### [Problem]
Give the records starting at the line containing "for every button, label, input, icon, or" and ending at the line containing "- Ellipse shape: [86, 25, 188, 57]" as a two-column CSV with the columns "request" and "answer". Make one row per request, put each field in quotes, replace line breaks with spaces, and omit the pictures.

### [Data for the task]
* begin *
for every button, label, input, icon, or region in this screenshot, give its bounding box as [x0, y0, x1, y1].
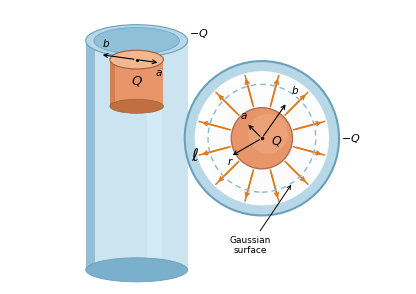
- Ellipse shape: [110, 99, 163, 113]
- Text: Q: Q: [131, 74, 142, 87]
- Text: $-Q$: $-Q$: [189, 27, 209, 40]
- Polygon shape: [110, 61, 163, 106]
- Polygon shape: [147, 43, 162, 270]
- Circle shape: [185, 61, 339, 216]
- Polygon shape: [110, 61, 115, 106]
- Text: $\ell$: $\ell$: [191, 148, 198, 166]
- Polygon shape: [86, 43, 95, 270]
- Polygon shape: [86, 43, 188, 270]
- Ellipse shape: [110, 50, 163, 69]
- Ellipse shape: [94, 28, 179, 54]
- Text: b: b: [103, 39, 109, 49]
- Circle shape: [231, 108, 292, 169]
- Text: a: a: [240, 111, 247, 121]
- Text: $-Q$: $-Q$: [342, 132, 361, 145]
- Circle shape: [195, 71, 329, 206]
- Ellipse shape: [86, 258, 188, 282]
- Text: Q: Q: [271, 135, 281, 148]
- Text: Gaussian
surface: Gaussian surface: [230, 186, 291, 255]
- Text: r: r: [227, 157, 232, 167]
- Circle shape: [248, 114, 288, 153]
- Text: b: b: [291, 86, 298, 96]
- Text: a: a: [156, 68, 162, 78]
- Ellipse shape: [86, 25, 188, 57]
* end *
* begin *
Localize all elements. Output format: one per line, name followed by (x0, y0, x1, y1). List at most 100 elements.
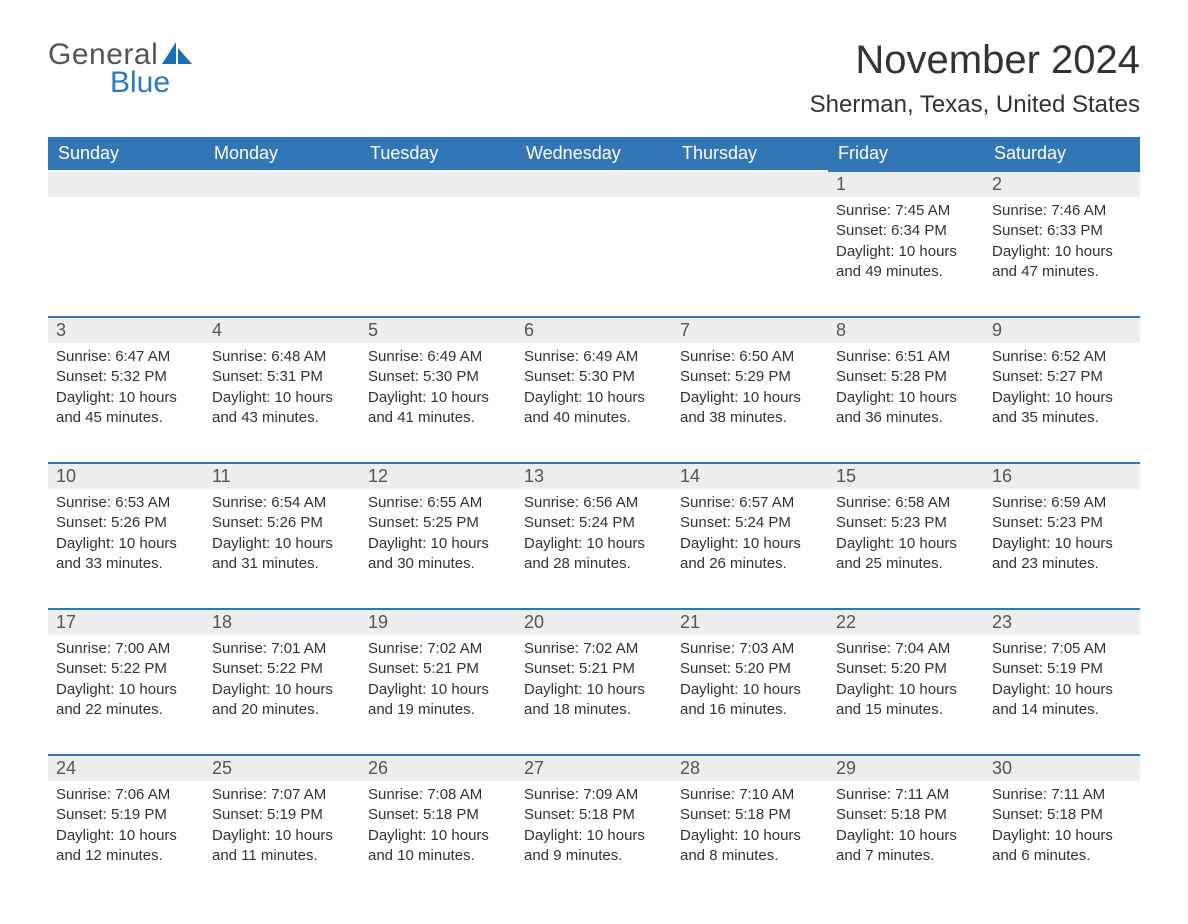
* end *
* begin *
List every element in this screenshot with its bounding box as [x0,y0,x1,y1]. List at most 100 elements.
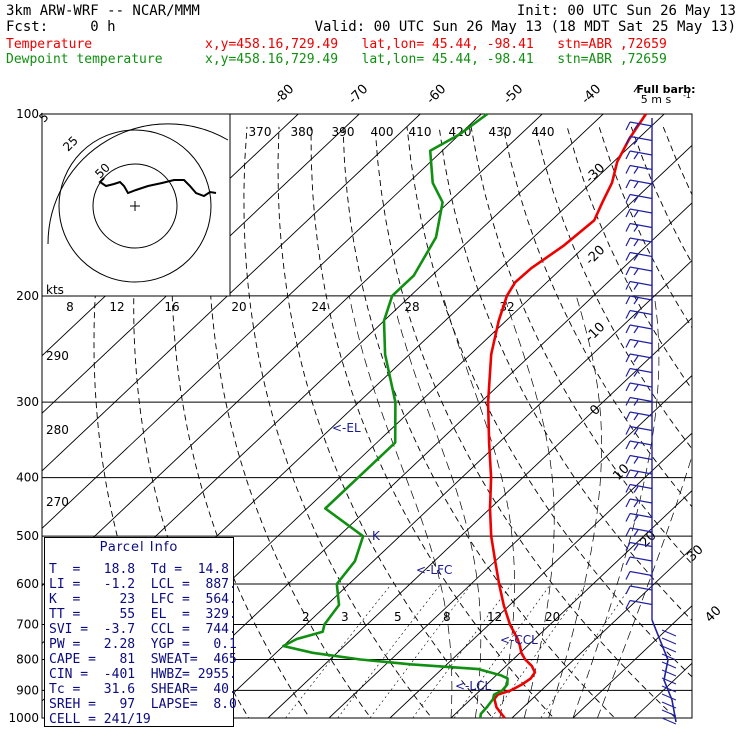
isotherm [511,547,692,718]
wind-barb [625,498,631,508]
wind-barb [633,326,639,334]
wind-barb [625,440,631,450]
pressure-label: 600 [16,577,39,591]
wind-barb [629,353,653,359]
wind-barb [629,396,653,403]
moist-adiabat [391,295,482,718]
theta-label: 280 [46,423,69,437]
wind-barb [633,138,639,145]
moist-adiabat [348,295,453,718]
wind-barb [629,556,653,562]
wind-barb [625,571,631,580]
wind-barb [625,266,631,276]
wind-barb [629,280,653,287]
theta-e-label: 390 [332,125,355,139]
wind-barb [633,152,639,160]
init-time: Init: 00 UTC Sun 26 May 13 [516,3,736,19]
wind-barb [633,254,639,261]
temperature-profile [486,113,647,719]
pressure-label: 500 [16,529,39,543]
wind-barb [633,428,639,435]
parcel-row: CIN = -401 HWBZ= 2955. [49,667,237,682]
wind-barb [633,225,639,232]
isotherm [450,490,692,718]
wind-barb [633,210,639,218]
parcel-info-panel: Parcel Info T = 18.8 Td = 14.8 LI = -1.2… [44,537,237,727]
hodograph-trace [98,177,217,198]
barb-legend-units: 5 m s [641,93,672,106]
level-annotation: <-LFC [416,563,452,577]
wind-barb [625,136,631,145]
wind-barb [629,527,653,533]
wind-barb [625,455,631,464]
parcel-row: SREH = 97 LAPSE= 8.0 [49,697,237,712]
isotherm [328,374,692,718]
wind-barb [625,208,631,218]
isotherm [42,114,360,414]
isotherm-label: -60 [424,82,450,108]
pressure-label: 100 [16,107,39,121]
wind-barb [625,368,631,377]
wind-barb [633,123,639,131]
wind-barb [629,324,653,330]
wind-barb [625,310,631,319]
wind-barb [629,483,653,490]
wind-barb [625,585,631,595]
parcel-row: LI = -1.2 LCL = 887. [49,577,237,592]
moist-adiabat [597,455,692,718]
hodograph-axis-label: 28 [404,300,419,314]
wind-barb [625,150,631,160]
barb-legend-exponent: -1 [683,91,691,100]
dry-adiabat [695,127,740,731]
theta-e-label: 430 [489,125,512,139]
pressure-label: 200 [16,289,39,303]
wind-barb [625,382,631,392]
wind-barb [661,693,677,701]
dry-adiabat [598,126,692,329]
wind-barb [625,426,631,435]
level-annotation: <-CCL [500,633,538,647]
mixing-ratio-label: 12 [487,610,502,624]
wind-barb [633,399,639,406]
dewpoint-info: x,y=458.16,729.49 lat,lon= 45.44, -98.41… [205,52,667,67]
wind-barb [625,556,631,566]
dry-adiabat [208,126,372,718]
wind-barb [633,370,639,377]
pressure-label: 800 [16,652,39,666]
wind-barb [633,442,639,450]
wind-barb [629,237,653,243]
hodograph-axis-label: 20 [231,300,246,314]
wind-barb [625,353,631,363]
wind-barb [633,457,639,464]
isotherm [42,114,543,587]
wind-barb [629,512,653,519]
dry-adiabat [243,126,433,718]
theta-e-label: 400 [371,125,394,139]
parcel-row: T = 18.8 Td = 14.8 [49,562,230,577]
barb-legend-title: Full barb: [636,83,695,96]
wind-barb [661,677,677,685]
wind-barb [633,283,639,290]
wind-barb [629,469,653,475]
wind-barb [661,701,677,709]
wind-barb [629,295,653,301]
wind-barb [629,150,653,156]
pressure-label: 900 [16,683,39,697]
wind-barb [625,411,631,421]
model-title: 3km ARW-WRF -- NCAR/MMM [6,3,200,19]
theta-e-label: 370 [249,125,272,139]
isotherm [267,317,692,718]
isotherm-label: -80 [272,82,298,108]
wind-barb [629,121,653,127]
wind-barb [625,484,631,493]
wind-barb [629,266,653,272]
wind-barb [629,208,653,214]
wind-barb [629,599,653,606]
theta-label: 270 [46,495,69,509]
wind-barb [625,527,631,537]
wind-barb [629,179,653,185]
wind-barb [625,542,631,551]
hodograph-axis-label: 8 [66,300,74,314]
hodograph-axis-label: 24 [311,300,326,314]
* end *
### [Final answer]
request,answer
"for every button, label, input, icon, or region in this screenshot, give its bounding box as [x0, y0, x1, y1].","- Ellipse shape: [110, 99, 163, 113] - Text: Q: Q: [131, 74, 142, 87] - Text: $-Q$: $-Q$: [189, 27, 209, 40] - Polygon shape: [110, 61, 163, 106] - Polygon shape: [147, 43, 162, 270] - Circle shape: [185, 61, 339, 216] - Polygon shape: [110, 61, 115, 106] - Text: $\ell$: $\ell$: [191, 148, 198, 166] - Polygon shape: [86, 43, 95, 270] - Polygon shape: [86, 43, 188, 270] - Ellipse shape: [110, 50, 163, 69] - Ellipse shape: [94, 28, 179, 54] - Text: b: b: [103, 39, 109, 49] - Circle shape: [231, 108, 292, 169] - Text: a: a: [240, 111, 247, 121] - Text: $-Q$: $-Q$: [342, 132, 361, 145] - Circle shape: [195, 71, 329, 206] - Ellipse shape: [86, 258, 188, 282] - Text: Q: Q: [271, 135, 281, 148] - Text: Gaussian surface: Gaussian surface: [230, 186, 291, 255] - Text: r: r: [227, 157, 232, 167] - Circle shape: [248, 114, 288, 153] - Text: b: b: [291, 86, 298, 96] - Text: a: a: [156, 68, 162, 78] - Ellipse shape: [86, 25, 188, 57]"